[Start]
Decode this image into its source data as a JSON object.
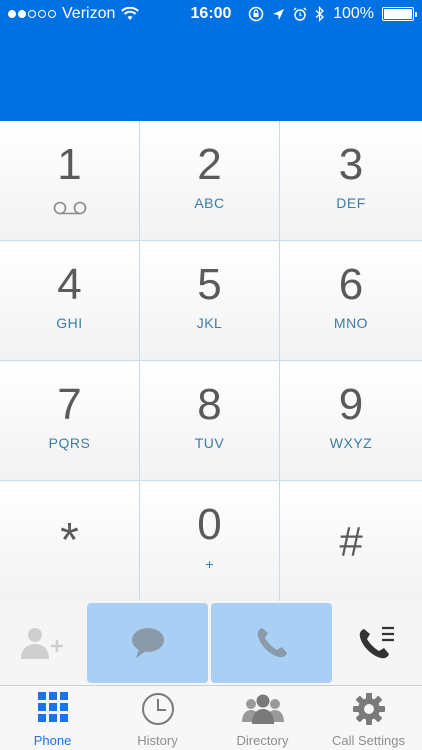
{
  "status_bar": {
    "carrier": "Verizon",
    "time": "16:00",
    "battery": "100%",
    "signal_bars_filled": 2,
    "signal_bars_total": 5
  },
  "keypad": {
    "keys": [
      {
        "digit": "1",
        "letters": ""
      },
      {
        "digit": "2",
        "letters": "ABC"
      },
      {
        "digit": "3",
        "letters": "DEF"
      },
      {
        "digit": "4",
        "letters": "GHI"
      },
      {
        "digit": "5",
        "letters": "JKL"
      },
      {
        "digit": "6",
        "letters": "MNO"
      },
      {
        "digit": "7",
        "letters": "PQRS"
      },
      {
        "digit": "8",
        "letters": "TUV"
      },
      {
        "digit": "9",
        "letters": "WXYZ"
      },
      {
        "digit": "*",
        "letters": ""
      },
      {
        "digit": "0",
        "letters": "+"
      },
      {
        "digit": "#",
        "letters": ""
      }
    ]
  },
  "actions": {
    "add_contact_icon": "add-contact-icon",
    "message_icon": "chat-bubble-icon",
    "call_icon": "phone-handset-icon",
    "call_list_icon": "phone-list-icon"
  },
  "tabs": [
    {
      "label": "Phone",
      "icon": "keypad-grid-icon",
      "active": true
    },
    {
      "label": "History",
      "icon": "clock-icon",
      "active": false
    },
    {
      "label": "Directory",
      "icon": "people-icon",
      "active": false
    },
    {
      "label": "Call Settings",
      "icon": "gear-icon",
      "active": false
    }
  ],
  "colors": {
    "header_blue": "#0071e3",
    "accent_blue": "#1a73e8",
    "letters_blue": "#3b7ea6",
    "action_blue": "#a9cff5"
  }
}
[End]
SHORT EXERCISE:
Print all of the records shown above exactly, leaving out each picture.

SOLVED PROBLEM:
Decode this image into its source data as a JSON object.
{
  "status_bar": {
    "carrier": "Verizon",
    "time": "16:00",
    "battery": "100%",
    "signal_bars_filled": 2,
    "signal_bars_total": 5
  },
  "keypad": {
    "keys": [
      {
        "digit": "1",
        "letters": ""
      },
      {
        "digit": "2",
        "letters": "ABC"
      },
      {
        "digit": "3",
        "letters": "DEF"
      },
      {
        "digit": "4",
        "letters": "GHI"
      },
      {
        "digit": "5",
        "letters": "JKL"
      },
      {
        "digit": "6",
        "letters": "MNO"
      },
      {
        "digit": "7",
        "letters": "PQRS"
      },
      {
        "digit": "8",
        "letters": "TUV"
      },
      {
        "digit": "9",
        "letters": "WXYZ"
      },
      {
        "digit": "*",
        "letters": ""
      },
      {
        "digit": "0",
        "letters": "+"
      },
      {
        "digit": "#",
        "letters": ""
      }
    ]
  },
  "actions": {
    "add_contact_icon": "add-contact-icon",
    "message_icon": "chat-bubble-icon",
    "call_icon": "phone-handset-icon",
    "call_list_icon": "phone-list-icon"
  },
  "tabs": [
    {
      "label": "Phone",
      "icon": "keypad-grid-icon",
      "active": true
    },
    {
      "label": "History",
      "icon": "clock-icon",
      "active": false
    },
    {
      "label": "Directory",
      "icon": "people-icon",
      "active": false
    },
    {
      "label": "Call Settings",
      "icon": "gear-icon",
      "active": false
    }
  ],
  "colors": {
    "header_blue": "#0071e3",
    "accent_blue": "#1a73e8",
    "letters_blue": "#3b7ea6",
    "action_blue": "#a9cff5"
  }
}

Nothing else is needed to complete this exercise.